Extracted data entries
[start]
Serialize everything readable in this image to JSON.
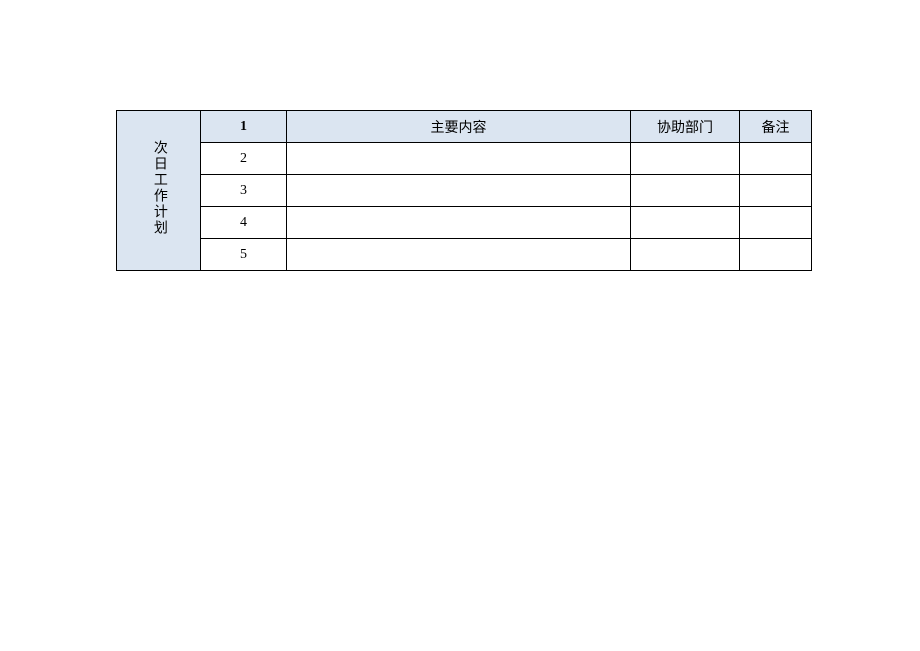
{
  "table": {
    "sideLabel": "次日工作计划",
    "header": {
      "num": "1",
      "content": "主要内容",
      "dept": "协助部门",
      "remark": "备注"
    },
    "rows": [
      {
        "num": "2",
        "content": "",
        "dept": "",
        "remark": ""
      },
      {
        "num": "3",
        "content": "",
        "dept": "",
        "remark": ""
      },
      {
        "num": "4",
        "content": "",
        "dept": "",
        "remark": ""
      },
      {
        "num": "5",
        "content": "",
        "dept": "",
        "remark": ""
      }
    ]
  }
}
[end]
Transcribe the complete set of entries verbatim. No pictures belong in the copy.

### Response for this exercise
Serialize everything readable in this image to JSON.
{
  "table": {
    "sideLabel": "次日工作计划",
    "header": {
      "num": "1",
      "content": "主要内容",
      "dept": "协助部门",
      "remark": "备注"
    },
    "rows": [
      {
        "num": "2",
        "content": "",
        "dept": "",
        "remark": ""
      },
      {
        "num": "3",
        "content": "",
        "dept": "",
        "remark": ""
      },
      {
        "num": "4",
        "content": "",
        "dept": "",
        "remark": ""
      },
      {
        "num": "5",
        "content": "",
        "dept": "",
        "remark": ""
      }
    ]
  }
}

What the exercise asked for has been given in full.